### RECORDS PROVIDED:
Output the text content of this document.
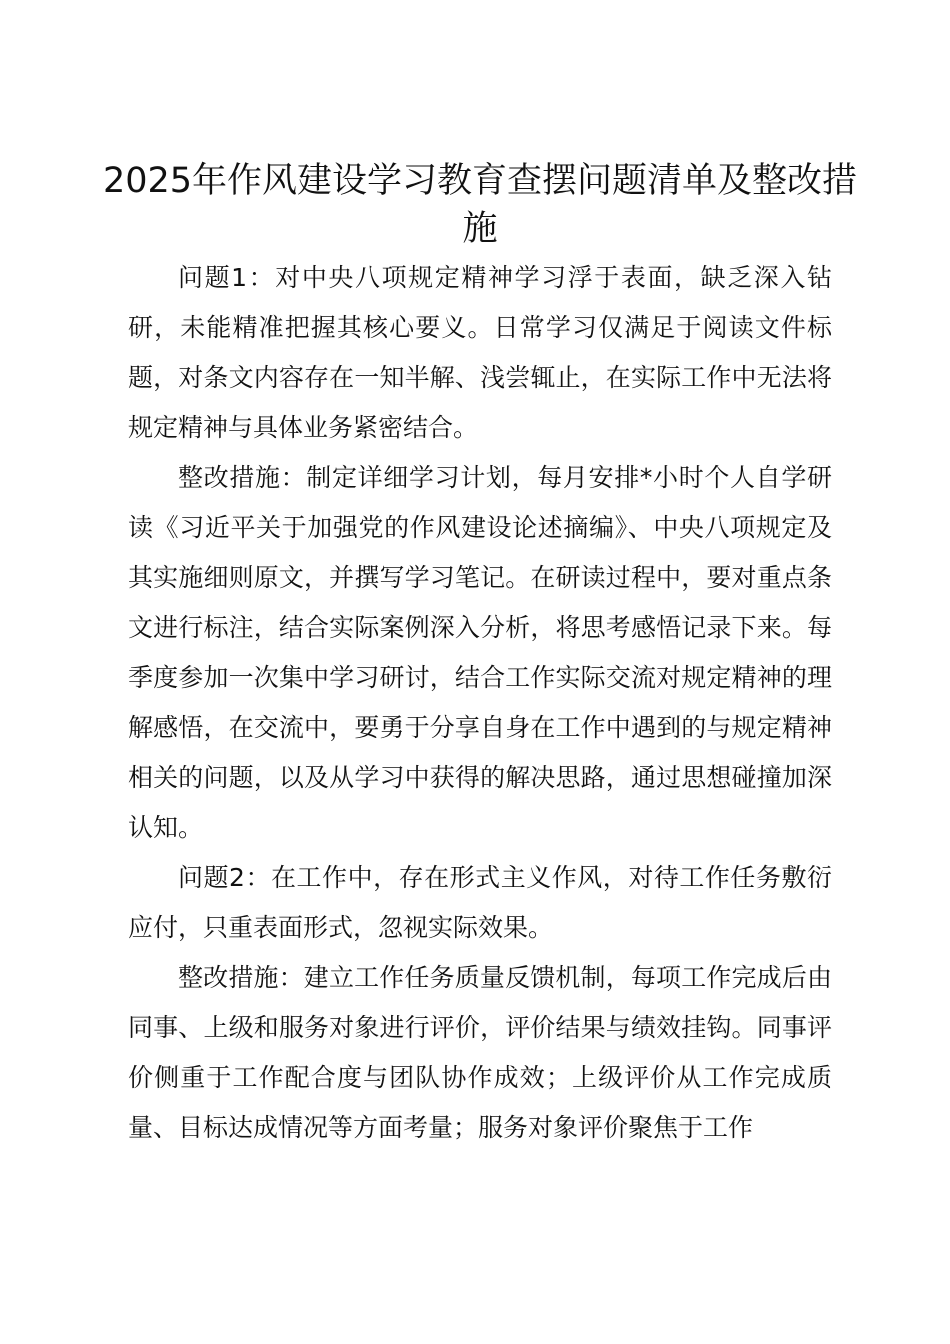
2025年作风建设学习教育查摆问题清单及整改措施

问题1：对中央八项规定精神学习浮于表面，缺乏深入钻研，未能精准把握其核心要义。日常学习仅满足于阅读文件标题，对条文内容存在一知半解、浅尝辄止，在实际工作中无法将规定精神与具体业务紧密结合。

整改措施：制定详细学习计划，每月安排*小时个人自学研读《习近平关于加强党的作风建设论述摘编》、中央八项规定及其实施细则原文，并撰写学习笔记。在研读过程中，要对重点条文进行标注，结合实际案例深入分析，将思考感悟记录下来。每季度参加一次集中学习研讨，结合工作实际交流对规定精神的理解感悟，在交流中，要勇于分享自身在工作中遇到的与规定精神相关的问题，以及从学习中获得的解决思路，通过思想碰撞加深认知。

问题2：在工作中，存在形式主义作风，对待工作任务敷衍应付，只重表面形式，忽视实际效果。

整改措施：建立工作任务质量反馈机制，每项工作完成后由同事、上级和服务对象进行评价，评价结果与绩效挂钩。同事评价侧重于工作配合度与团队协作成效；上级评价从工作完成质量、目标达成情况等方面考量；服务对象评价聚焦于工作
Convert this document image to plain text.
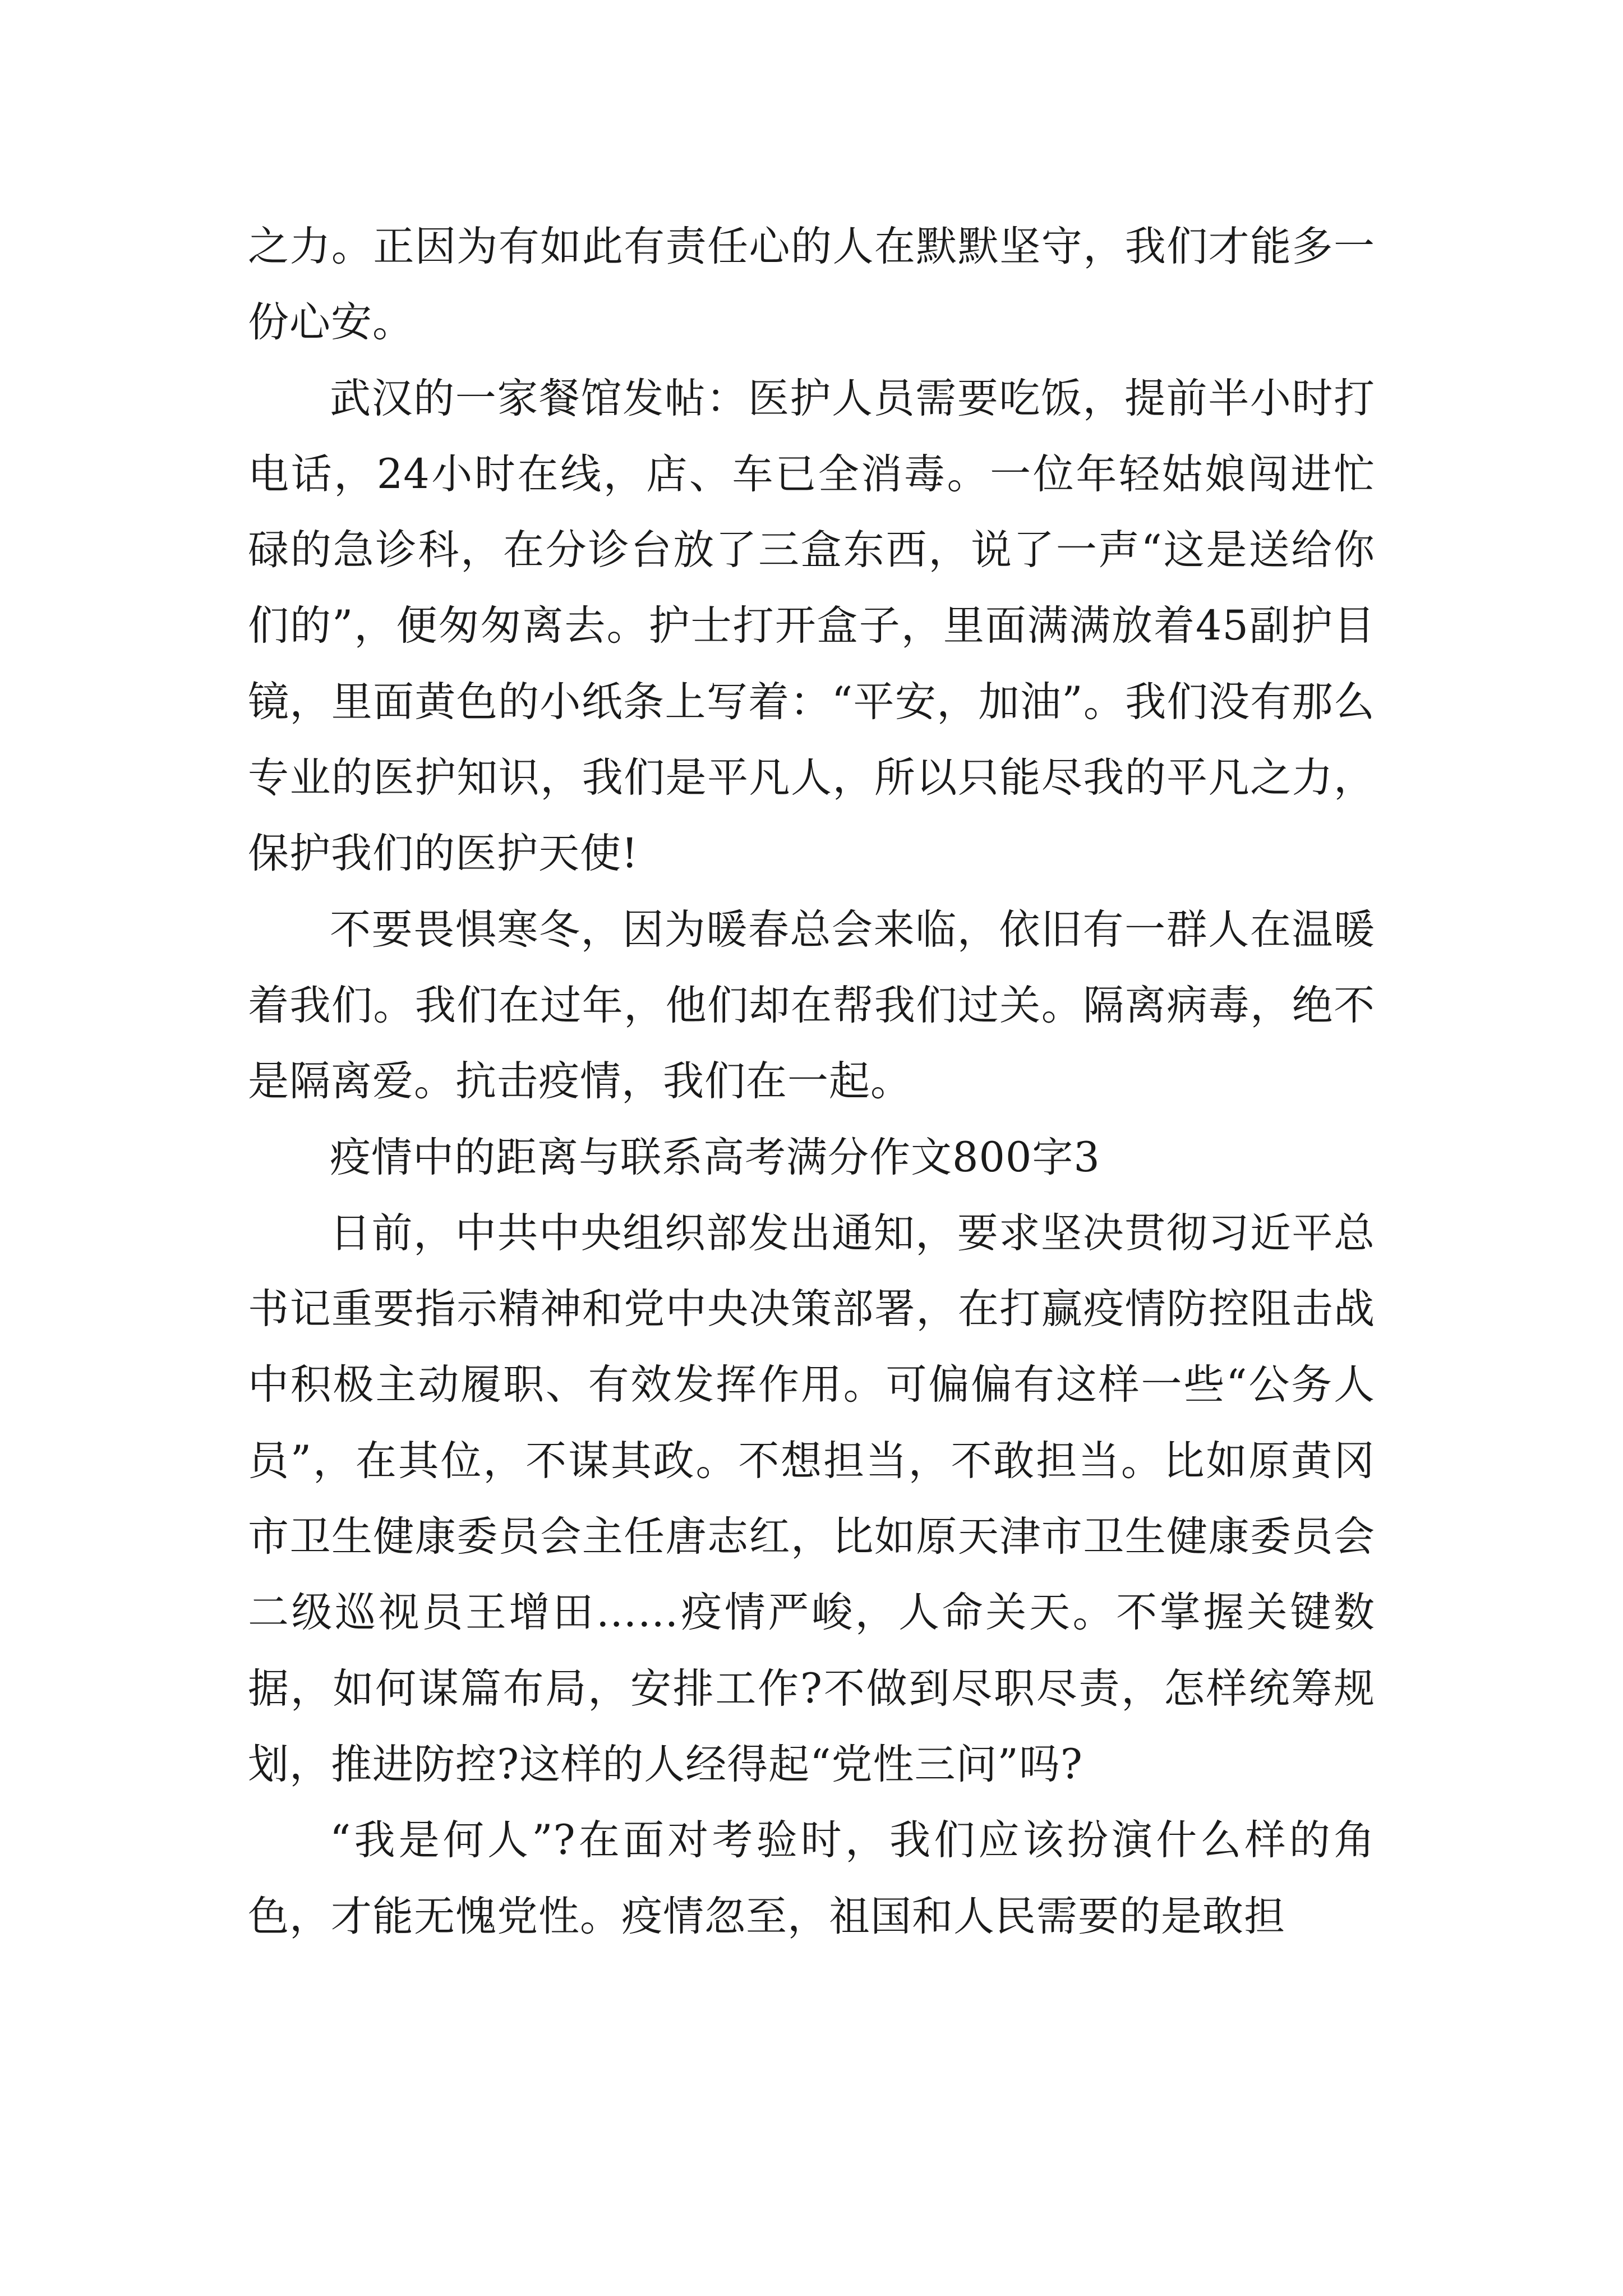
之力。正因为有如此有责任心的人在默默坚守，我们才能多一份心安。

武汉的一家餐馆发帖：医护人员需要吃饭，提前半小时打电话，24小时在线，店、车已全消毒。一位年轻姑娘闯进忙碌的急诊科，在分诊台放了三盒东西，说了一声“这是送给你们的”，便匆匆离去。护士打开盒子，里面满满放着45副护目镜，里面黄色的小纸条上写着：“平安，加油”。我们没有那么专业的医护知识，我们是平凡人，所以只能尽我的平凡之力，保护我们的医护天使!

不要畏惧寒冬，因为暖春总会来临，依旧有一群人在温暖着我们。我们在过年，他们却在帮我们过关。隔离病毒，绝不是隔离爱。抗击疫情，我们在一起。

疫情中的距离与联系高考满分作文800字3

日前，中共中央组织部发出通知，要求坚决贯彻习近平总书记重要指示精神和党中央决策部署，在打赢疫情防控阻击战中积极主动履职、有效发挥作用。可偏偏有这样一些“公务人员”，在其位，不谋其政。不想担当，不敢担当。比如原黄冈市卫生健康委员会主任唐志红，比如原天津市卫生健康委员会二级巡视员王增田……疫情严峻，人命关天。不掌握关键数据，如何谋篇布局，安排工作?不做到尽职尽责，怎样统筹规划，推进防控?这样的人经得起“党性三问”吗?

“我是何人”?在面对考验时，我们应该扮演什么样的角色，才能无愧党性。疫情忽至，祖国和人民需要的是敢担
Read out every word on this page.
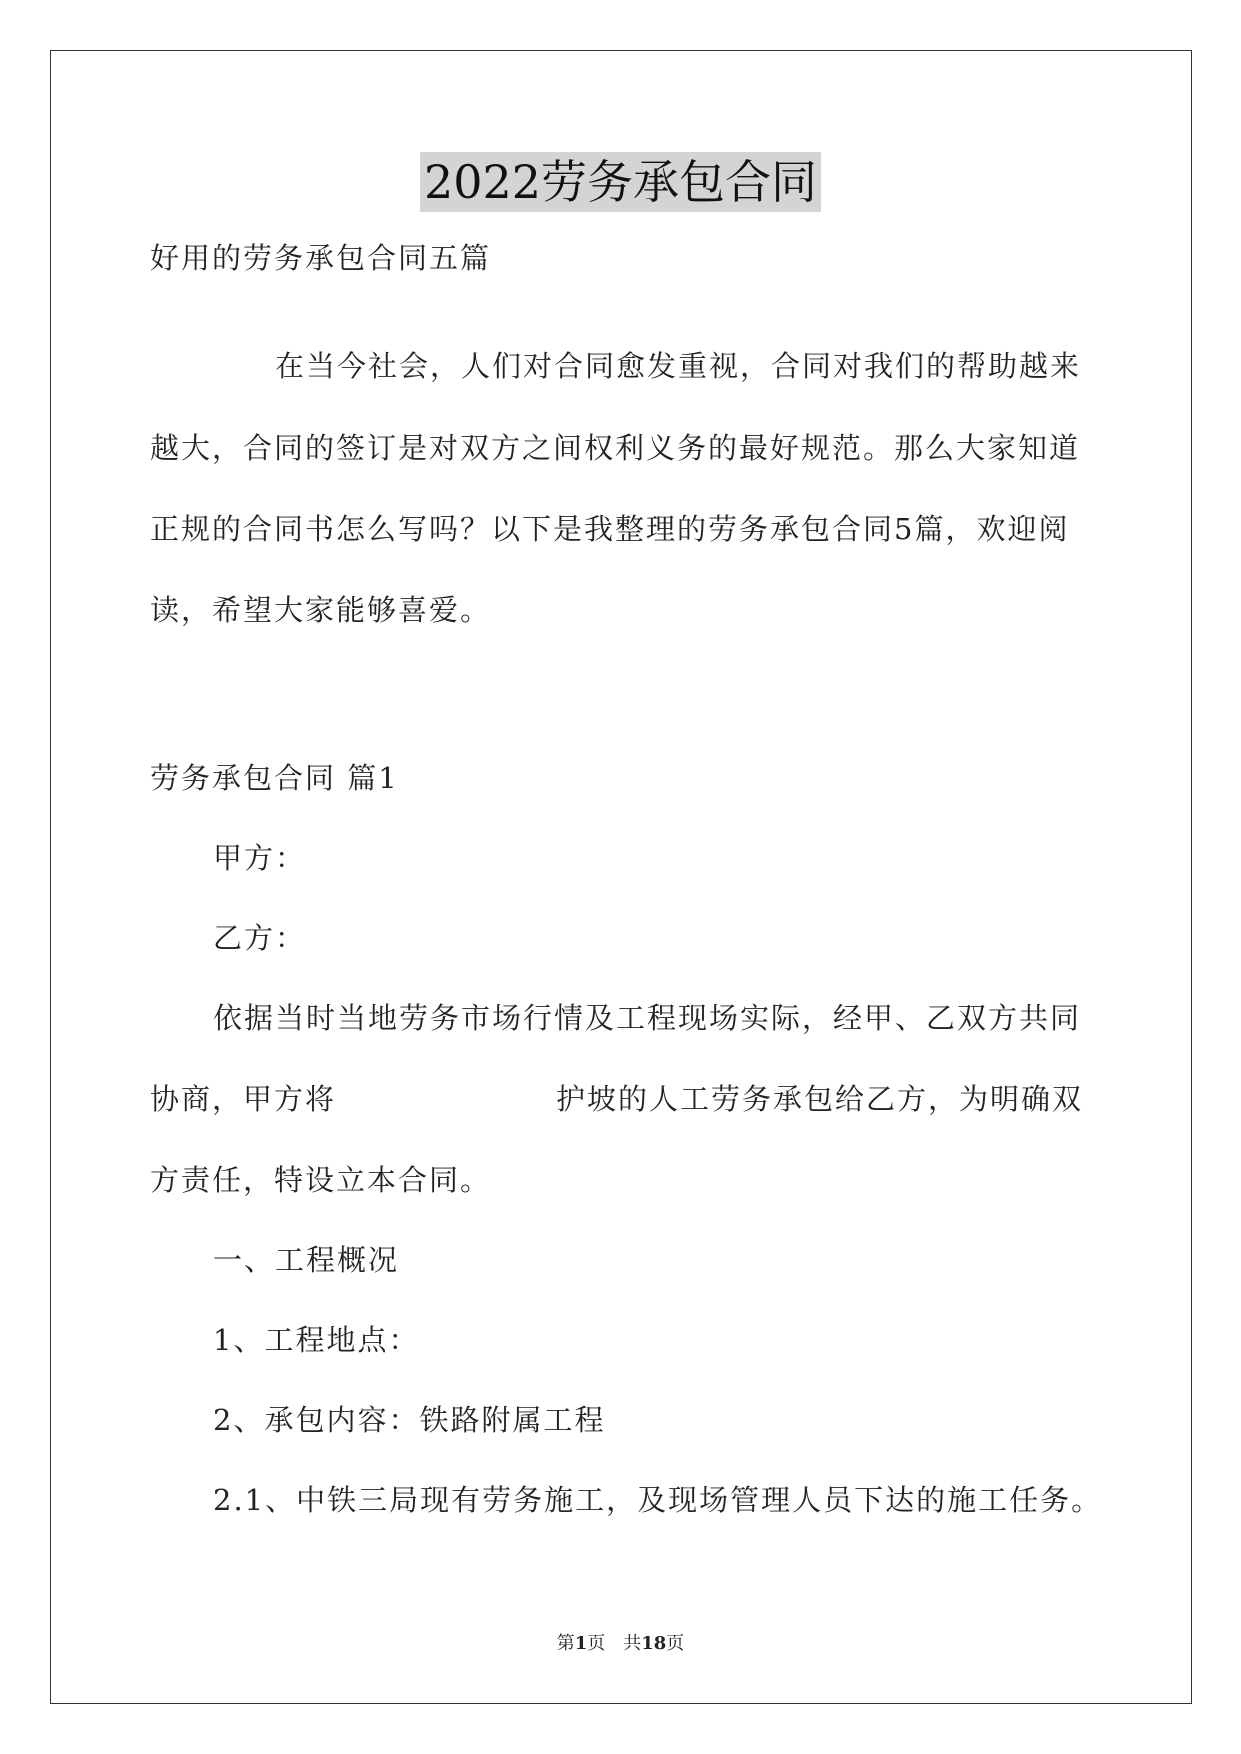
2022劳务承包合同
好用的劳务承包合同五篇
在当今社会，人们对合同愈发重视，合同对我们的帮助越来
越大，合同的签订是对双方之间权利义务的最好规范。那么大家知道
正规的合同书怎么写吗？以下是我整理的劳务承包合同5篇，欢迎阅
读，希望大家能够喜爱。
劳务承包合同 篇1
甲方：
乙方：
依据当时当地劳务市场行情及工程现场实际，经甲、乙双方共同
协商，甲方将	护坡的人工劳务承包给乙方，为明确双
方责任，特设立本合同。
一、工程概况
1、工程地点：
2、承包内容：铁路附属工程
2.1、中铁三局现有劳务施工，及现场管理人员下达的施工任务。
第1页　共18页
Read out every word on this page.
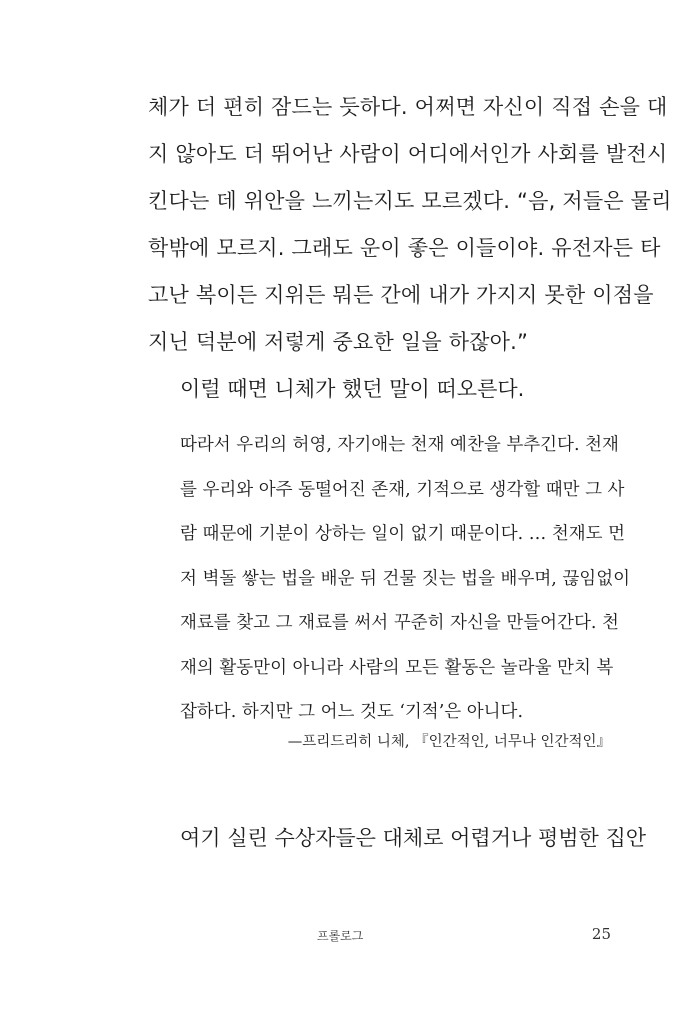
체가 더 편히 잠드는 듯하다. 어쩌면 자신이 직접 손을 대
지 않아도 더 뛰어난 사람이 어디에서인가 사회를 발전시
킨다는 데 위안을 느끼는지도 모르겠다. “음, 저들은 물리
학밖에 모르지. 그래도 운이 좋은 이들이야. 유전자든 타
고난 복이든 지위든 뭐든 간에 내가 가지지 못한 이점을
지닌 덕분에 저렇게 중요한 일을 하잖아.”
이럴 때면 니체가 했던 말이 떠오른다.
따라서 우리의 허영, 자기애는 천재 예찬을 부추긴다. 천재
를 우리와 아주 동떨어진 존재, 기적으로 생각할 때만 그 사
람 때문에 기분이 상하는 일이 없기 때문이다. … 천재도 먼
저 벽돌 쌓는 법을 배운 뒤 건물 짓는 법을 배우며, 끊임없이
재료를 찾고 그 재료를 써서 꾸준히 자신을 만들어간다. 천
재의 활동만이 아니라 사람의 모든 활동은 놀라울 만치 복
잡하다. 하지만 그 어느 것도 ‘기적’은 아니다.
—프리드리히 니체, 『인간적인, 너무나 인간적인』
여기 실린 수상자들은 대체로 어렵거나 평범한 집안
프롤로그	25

### GIVEN EXERCISE:
Pick out the lines that have the word "this". Copy them all.

### EXPECTED ANSWER:
Output the text content of this document.
Convert this document image to plain text.
Read out every word on this page.
Read out every word on this page.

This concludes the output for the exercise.